___ SOURCE DATA

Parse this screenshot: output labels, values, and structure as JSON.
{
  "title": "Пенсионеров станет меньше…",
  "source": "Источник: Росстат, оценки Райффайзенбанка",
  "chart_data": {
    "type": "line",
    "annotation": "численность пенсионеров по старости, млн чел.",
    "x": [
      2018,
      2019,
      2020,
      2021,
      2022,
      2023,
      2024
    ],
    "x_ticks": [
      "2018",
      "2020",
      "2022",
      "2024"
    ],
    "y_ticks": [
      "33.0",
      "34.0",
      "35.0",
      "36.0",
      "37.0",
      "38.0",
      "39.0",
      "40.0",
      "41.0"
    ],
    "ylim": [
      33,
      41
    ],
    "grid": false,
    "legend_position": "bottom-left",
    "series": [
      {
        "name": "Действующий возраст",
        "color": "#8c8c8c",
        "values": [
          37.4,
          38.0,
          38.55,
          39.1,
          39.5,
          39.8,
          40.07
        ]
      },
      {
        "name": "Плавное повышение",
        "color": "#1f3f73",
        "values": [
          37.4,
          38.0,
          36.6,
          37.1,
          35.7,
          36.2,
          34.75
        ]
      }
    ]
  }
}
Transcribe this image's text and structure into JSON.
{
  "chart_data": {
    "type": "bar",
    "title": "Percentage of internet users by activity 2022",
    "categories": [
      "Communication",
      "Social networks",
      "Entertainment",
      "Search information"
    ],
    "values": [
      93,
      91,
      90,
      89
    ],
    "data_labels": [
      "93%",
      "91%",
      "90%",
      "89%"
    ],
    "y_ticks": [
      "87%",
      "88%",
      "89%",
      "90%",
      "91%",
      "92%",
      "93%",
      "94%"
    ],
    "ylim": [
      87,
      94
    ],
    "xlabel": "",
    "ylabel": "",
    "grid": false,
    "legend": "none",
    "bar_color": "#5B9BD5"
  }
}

______

● **INSTRUCTIONS TO FOLLOW**
Pull out every line above that holds the word "values".

● **WORKED ANSWER**
Parse this screenshot: output labels, values, and structure as JSON.
        "values": [
        "values": [
    "values": [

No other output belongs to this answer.